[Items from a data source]
____

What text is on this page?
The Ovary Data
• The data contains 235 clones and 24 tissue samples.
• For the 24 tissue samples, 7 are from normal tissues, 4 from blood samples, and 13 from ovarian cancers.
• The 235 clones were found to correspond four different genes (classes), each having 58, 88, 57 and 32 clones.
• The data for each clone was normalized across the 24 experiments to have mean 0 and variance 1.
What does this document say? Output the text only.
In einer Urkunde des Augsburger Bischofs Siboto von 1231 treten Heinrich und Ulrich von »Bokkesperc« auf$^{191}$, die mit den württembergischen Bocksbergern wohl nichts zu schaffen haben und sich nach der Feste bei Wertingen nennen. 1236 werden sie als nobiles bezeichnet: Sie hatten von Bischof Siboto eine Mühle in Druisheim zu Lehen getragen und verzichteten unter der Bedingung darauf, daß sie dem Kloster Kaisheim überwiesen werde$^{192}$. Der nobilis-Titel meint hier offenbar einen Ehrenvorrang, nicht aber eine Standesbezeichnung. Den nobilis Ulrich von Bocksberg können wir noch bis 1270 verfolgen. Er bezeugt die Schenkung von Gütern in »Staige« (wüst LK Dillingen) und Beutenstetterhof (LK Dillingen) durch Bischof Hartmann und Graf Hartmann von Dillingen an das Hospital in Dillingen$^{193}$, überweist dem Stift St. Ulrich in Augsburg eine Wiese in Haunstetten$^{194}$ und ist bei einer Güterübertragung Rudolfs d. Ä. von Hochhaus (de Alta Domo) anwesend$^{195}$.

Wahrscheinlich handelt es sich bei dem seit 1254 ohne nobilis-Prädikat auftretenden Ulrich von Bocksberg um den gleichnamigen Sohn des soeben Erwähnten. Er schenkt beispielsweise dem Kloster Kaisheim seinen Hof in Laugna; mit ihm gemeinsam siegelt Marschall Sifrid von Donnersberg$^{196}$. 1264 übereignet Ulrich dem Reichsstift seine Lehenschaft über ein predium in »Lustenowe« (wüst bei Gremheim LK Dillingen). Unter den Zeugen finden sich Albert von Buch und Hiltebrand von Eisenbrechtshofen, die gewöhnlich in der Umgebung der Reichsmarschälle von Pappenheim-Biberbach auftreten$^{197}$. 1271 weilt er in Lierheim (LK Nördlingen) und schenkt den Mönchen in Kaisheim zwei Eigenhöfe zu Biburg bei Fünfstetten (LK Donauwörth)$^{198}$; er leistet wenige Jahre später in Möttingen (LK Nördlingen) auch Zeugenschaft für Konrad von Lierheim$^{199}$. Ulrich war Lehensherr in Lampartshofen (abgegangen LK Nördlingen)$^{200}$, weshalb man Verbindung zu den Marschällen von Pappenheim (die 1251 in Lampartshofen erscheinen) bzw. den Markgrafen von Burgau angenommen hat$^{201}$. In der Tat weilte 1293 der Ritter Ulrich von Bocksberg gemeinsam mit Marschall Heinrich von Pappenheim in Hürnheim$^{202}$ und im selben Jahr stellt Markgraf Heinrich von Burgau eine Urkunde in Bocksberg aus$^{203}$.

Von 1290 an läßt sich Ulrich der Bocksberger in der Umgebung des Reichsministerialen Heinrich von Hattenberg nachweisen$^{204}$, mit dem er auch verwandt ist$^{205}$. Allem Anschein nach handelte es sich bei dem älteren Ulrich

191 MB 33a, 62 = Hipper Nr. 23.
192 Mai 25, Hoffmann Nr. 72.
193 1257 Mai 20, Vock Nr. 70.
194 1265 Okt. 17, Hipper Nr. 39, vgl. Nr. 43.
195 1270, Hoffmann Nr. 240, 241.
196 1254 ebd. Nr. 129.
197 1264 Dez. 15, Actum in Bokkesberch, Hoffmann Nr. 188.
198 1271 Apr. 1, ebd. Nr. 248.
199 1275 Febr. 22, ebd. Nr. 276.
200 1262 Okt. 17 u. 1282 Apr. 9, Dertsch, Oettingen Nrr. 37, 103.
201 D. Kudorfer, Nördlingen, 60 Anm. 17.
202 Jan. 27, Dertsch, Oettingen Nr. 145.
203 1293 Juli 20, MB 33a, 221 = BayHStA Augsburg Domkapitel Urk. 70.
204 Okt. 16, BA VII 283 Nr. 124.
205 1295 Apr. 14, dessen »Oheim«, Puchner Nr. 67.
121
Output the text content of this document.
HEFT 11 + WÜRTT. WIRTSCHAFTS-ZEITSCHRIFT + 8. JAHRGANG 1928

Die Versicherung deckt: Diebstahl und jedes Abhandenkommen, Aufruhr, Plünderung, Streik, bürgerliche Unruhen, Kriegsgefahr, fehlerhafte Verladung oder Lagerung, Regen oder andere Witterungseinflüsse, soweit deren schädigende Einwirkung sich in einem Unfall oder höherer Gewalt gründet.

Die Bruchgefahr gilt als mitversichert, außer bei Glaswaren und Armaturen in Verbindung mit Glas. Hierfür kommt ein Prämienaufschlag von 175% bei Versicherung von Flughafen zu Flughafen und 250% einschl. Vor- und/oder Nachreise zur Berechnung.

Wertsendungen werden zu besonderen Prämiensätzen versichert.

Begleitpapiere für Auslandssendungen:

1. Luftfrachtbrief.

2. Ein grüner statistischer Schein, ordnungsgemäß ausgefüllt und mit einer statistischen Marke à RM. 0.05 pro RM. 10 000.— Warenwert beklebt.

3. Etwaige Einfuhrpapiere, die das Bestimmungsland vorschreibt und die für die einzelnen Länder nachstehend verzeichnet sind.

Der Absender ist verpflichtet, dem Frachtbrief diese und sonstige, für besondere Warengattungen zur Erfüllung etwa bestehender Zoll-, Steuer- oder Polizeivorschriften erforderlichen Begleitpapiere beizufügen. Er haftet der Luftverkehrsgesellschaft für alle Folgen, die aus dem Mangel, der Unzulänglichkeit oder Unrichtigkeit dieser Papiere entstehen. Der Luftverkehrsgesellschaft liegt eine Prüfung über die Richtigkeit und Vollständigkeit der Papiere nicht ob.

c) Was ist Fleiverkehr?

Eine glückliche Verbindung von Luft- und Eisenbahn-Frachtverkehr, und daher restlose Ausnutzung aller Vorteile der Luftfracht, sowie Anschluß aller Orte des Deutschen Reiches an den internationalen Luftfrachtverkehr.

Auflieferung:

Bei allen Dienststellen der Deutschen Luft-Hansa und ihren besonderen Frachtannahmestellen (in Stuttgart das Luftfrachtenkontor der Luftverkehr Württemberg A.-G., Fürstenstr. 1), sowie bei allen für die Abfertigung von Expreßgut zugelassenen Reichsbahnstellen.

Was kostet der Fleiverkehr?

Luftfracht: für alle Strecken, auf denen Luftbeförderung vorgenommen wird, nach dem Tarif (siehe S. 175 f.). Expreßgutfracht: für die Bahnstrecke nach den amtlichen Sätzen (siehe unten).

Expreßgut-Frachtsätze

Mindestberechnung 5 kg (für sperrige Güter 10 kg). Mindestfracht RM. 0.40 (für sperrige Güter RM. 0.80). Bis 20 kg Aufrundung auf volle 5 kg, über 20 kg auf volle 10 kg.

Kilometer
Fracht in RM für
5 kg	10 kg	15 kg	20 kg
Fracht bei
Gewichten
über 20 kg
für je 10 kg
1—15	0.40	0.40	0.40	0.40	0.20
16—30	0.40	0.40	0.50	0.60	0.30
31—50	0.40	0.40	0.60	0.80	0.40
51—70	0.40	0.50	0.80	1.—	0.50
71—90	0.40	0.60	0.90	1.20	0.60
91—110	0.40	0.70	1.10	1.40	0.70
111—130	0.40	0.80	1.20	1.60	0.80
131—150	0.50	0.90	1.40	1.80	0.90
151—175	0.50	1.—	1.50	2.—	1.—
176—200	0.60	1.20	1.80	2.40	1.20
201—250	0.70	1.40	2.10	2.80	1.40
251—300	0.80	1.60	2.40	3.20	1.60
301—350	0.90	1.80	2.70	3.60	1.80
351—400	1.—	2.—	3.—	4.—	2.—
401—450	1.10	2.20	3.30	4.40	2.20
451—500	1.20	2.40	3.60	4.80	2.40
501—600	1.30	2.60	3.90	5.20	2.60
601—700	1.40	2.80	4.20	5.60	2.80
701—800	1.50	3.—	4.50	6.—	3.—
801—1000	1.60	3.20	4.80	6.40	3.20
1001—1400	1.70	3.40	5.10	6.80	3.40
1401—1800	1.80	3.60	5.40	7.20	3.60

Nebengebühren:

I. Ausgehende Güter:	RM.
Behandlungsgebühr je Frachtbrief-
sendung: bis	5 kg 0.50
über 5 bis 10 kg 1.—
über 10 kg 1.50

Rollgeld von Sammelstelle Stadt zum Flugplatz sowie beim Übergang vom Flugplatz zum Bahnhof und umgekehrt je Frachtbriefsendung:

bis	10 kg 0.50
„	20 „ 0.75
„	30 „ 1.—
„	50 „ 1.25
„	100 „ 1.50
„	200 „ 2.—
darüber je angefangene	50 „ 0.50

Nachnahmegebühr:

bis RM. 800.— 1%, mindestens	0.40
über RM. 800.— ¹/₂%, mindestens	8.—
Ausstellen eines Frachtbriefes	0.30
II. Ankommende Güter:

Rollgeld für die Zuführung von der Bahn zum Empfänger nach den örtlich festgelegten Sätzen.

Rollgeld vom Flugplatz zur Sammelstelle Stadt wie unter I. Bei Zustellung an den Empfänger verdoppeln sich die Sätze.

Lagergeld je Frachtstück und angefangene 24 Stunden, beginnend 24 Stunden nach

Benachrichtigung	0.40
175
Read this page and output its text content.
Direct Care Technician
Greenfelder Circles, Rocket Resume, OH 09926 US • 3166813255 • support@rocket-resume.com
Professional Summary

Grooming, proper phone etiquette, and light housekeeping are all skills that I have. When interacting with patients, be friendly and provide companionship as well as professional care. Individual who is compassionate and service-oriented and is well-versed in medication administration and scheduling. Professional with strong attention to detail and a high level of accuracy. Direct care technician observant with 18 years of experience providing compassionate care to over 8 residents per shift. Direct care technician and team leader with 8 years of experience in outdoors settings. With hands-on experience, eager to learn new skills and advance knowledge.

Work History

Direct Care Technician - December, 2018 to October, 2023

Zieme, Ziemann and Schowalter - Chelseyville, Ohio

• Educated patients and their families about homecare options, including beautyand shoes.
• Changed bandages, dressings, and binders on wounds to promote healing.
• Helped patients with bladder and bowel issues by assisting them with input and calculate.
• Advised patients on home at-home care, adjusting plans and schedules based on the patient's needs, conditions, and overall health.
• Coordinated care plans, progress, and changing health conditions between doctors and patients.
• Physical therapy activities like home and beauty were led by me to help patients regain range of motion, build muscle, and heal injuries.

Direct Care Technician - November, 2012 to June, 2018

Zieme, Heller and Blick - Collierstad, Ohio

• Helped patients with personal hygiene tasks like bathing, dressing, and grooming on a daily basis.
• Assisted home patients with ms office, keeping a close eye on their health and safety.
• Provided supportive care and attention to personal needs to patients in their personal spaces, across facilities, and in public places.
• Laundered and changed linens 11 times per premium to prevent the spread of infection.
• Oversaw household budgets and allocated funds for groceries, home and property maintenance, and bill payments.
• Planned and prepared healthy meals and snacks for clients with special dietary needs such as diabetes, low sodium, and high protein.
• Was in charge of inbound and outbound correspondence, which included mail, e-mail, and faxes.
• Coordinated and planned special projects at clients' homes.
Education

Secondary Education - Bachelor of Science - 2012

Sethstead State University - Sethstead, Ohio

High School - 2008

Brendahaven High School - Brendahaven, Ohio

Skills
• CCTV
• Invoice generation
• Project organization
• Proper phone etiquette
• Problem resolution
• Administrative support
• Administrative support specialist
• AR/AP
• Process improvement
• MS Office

____

▸ **What the exercise asks**: Return each line of the data above that includes the word "Nördlingen".

▸ **Exercise output**:
Wahrscheinlich handelt es sich bei dem seit 1254 ohne nobilis-Prädikat auftretenden Ulrich von Bocksberg um den gleichnamigen Sohn des soeben Erwähnten. Er schenkt beispielsweise dem Kloster Kaisheim seinen Hof in Laugna; mit ihm gemeinsam siegelt Marschall Sifrid von Donnersberg$^{196}$. 1264 übereignet Ulrich dem Reichsstift seine Lehenschaft über ein predium in »Lustenowe« (wüst bei Gremheim LK Dillingen). Unter den Zeugen finden sich Albert von Buch und Hiltebrand von Eisenbrechtshofen, die gewöhnlich in der Umgebung der Reichsmarschälle von Pappenheim-Biberbach auftreten$^{197}$. 1271 weilt er in Lierheim (LK Nördlingen) und schenkt den Mönchen in Kaisheim zwei Eigenhöfe zu Biburg bei Fünfstetten (LK Donauwörth)$^{198}$; er leistet wenige Jahre später in Möttingen (LK Nördlingen) auch Zeugenschaft für Konrad von Lierheim$^{199}$. Ulrich war Lehensherr in Lampartshofen (abgegangen LK Nördlingen)$^{200}$, weshalb man Verbindung zu den Marschällen von Pappenheim (die 1251 in Lampartshofen erscheinen) bzw. den Markgrafen von Burgau angenommen hat$^{201}$. In der Tat weilte 1293 der Ritter Ulrich von Bocksberg gemeinsam mit Marschall Heinrich von Pappenheim in Hürnheim$^{202}$ und im selben Jahr stellt Markgraf Heinrich von Burgau eine Urkunde in Bocksberg aus$^{203}$.
201 D. Kudorfer, Nördlingen, 60 Anm. 17.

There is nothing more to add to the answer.